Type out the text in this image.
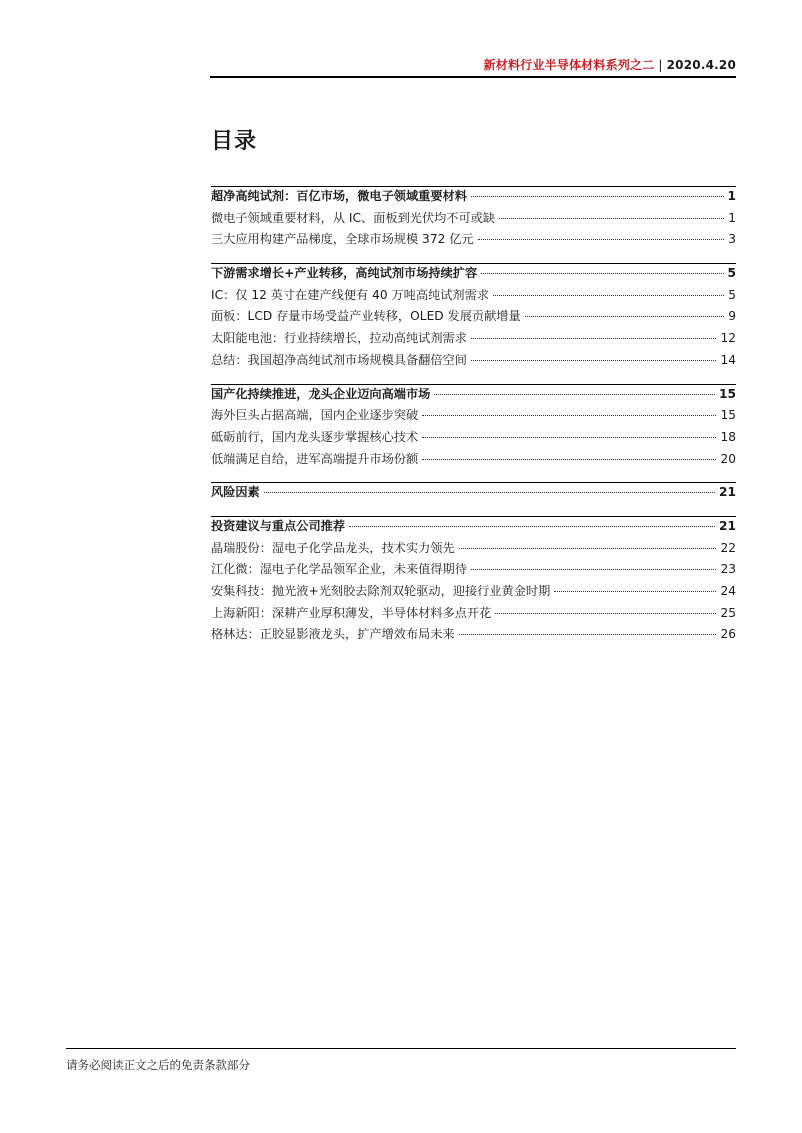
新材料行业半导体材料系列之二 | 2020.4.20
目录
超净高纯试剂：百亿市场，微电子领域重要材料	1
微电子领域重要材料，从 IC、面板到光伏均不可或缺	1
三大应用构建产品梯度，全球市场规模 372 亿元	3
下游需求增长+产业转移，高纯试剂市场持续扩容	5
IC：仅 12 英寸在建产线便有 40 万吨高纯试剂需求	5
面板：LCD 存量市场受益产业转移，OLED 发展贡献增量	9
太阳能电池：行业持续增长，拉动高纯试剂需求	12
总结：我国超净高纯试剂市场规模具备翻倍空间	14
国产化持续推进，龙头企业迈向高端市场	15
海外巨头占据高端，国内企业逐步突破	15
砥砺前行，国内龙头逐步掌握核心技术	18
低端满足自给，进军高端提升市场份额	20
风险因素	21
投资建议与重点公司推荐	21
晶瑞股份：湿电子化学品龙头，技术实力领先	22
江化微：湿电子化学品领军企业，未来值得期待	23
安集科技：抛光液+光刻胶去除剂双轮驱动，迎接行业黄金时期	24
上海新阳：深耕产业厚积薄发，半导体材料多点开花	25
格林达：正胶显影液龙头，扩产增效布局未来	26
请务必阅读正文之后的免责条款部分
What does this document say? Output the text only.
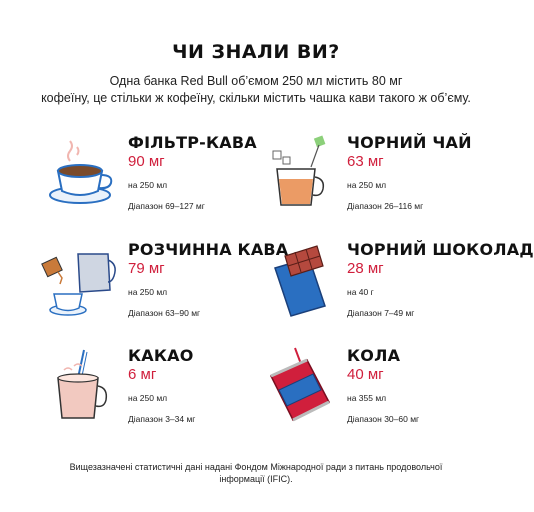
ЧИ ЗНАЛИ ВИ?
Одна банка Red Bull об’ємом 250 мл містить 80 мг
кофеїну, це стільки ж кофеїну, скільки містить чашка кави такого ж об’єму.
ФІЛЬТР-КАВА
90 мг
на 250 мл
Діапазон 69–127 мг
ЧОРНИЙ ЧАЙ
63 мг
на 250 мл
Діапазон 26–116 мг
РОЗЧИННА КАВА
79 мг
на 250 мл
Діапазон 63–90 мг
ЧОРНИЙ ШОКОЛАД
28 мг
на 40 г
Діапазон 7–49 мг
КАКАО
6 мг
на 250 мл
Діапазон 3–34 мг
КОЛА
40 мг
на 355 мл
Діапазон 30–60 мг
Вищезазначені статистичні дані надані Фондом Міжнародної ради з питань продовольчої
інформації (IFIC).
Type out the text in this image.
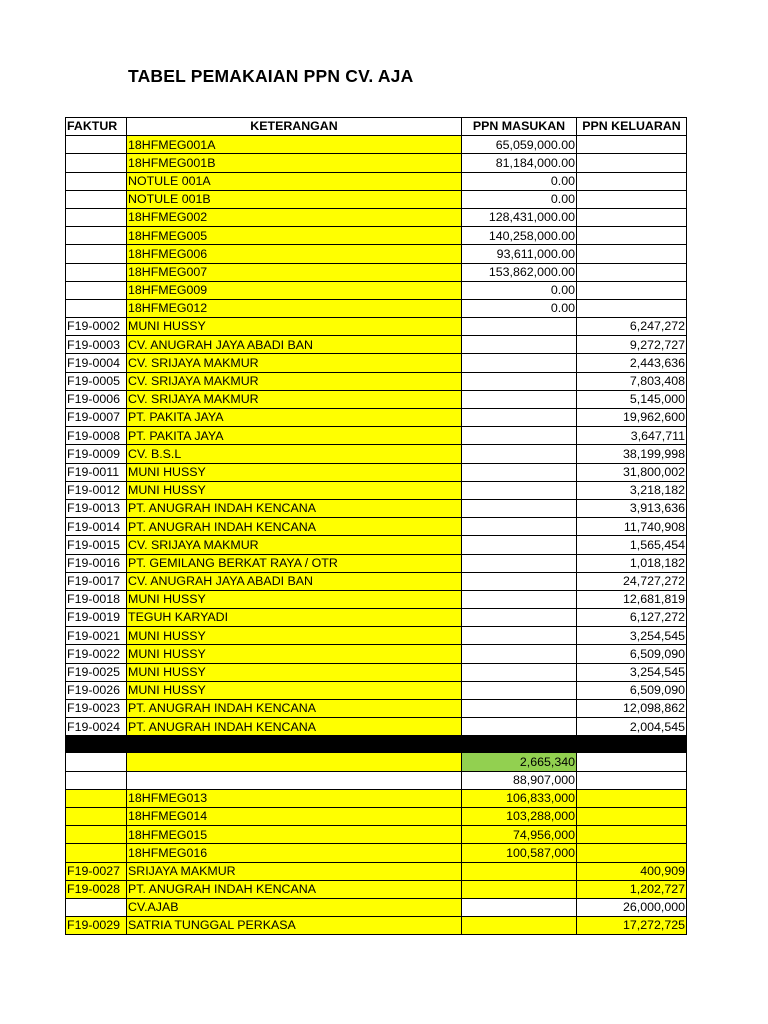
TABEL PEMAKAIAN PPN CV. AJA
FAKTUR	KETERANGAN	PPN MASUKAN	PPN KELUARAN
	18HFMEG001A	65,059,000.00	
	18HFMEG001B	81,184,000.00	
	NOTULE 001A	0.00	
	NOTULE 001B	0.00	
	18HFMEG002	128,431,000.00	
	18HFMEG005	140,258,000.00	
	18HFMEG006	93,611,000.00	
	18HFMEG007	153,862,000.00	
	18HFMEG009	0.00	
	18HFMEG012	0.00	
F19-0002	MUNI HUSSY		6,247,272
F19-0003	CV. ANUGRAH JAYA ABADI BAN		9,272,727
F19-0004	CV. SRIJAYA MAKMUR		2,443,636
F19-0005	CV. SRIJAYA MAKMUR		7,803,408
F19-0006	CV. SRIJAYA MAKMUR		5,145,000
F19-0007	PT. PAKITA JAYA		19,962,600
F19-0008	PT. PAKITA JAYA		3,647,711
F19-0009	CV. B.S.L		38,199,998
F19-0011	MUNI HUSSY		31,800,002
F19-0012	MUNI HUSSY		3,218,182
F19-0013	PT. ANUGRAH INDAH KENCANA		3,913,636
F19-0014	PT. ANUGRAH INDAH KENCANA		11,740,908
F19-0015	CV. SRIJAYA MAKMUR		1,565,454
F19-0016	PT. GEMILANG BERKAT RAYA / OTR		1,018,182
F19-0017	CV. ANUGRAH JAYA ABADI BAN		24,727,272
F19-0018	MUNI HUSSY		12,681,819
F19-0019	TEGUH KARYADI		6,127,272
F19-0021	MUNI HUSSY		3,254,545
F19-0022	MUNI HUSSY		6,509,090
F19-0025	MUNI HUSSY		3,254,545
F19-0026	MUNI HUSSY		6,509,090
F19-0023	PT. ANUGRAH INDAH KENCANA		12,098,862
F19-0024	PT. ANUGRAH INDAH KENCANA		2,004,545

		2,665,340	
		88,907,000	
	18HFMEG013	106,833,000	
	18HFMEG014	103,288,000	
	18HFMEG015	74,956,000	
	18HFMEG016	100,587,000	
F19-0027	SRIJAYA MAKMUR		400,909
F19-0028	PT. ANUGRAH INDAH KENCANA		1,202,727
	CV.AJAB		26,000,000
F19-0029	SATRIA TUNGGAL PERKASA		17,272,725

WORK TO COMPLETE: Copy out all the records exactly, excluding pictures.

THE SOLUTION:
Type out the text in this image.
新材料行业半导体材料系列之二 | 2020.4.20
目录
超净高纯试剂：百亿市场，微电子领域重要材料	1
微电子领域重要材料，从 IC、面板到光伏均不可或缺	1
三大应用构建产品梯度，全球市场规模 372 亿元	3
下游需求增长+产业转移，高纯试剂市场持续扩容	5
IC：仅 12 英寸在建产线便有 40 万吨高纯试剂需求	5
面板：LCD 存量市场受益产业转移，OLED 发展贡献增量	9
太阳能电池：行业持续增长，拉动高纯试剂需求	12
总结：我国超净高纯试剂市场规模具备翻倍空间	14
国产化持续推进，龙头企业迈向高端市场	15
海外巨头占据高端，国内企业逐步突破	15
砥砺前行，国内龙头逐步掌握核心技术	18
低端满足自给，进军高端提升市场份额	20
风险因素	21
投资建议与重点公司推荐	21
晶瑞股份：湿电子化学品龙头，技术实力领先	22
江化微：湿电子化学品领军企业，未来值得期待	23
安集科技：抛光液+光刻胶去除剂双轮驱动，迎接行业黄金时期	24
上海新阳：深耕产业厚积薄发，半导体材料多点开花	25
格林达：正胶显影液龙头，扩产增效布局未来	26
请务必阅读正文之后的免责条款部分
What does this document say? Output the text only.
ЧИ ЗНАЛИ ВИ?
Одна банка Red Bull об’ємом 250 мл містить 80 мг
кофеїну, це стільки ж кофеїну, скільки містить чашка кави такого ж об’єму.
ФІЛЬТР-КАВА
90 мг
на 250 мл
Діапазон 69–127 мг
ЧОРНИЙ ЧАЙ
63 мг
на 250 мл
Діапазон 26–116 мг
РОЗЧИННА КАВА
79 мг
на 250 мл
Діапазон 63–90 мг
ЧОРНИЙ ШОКОЛАД
28 мг
на 40 г
Діапазон 7–49 мг
КАКАО
6 мг
на 250 мл
Діапазон 3–34 мг
КОЛА
40 мг
на 355 мл
Діапазон 30–60 мг
Вищезазначені статистичні дані надані Фондом Міжнародної ради з питань продовольчої
інформації (IFIC).
Type out the text in this image.
TABEL PEMAKAIAN PPN CV. AJA
FAKTUR	KETERANGAN	PPN MASUKAN	PPN KELUARAN
	18HFMEG001A	65,059,000.00	
	18HFMEG001B	81,184,000.00	
	NOTULE 001A	0.00	
	NOTULE 001B	0.00	
	18HFMEG002	128,431,000.00	
	18HFMEG005	140,258,000.00	
	18HFMEG006	93,611,000.00	
	18HFMEG007	153,862,000.00	
	18HFMEG009	0.00	
	18HFMEG012	0.00	
F19-0002	MUNI HUSSY		6,247,272
F19-0003	CV. ANUGRAH JAYA ABADI BAN		9,272,727
F19-0004	CV. SRIJAYA MAKMUR		2,443,636
F19-0005	CV. SRIJAYA MAKMUR		7,803,408
F19-0006	CV. SRIJAYA MAKMUR		5,145,000
F19-0007	PT. PAKITA JAYA		19,962,600
F19-0008	PT. PAKITA JAYA		3,647,711
F19-0009	CV. B.S.L		38,199,998
F19-0011	MUNI HUSSY		31,800,002
F19-0012	MUNI HUSSY		3,218,182
F19-0013	PT. ANUGRAH INDAH KENCANA		3,913,636
F19-0014	PT. ANUGRAH INDAH KENCANA		11,740,908
F19-0015	CV. SRIJAYA MAKMUR		1,565,454
F19-0016	PT. GEMILANG BERKAT RAYA / OTR		1,018,182
F19-0017	CV. ANUGRAH JAYA ABADI BAN		24,727,272
F19-0018	MUNI HUSSY		12,681,819
F19-0019	TEGUH KARYADI		6,127,272
F19-0021	MUNI HUSSY		3,254,545
F19-0022	MUNI HUSSY		6,509,090
F19-0025	MUNI HUSSY		3,254,545
F19-0026	MUNI HUSSY		6,509,090
F19-0023	PT. ANUGRAH INDAH KENCANA		12,098,862
F19-0024	PT. ANUGRAH INDAH KENCANA		2,004,545

		2,665,340	
		88,907,000	
	18HFMEG013	106,833,000	
	18HFMEG014	103,288,000	
	18HFMEG015	74,956,000	
	18HFMEG016	100,587,000	
F19-0027	SRIJAYA MAKMUR		400,909
F19-0028	PT. ANUGRAH INDAH KENCANA		1,202,727
	CV.AJAB		26,000,000
F19-0029	SATRIA TUNGGAL PERKASA		17,272,725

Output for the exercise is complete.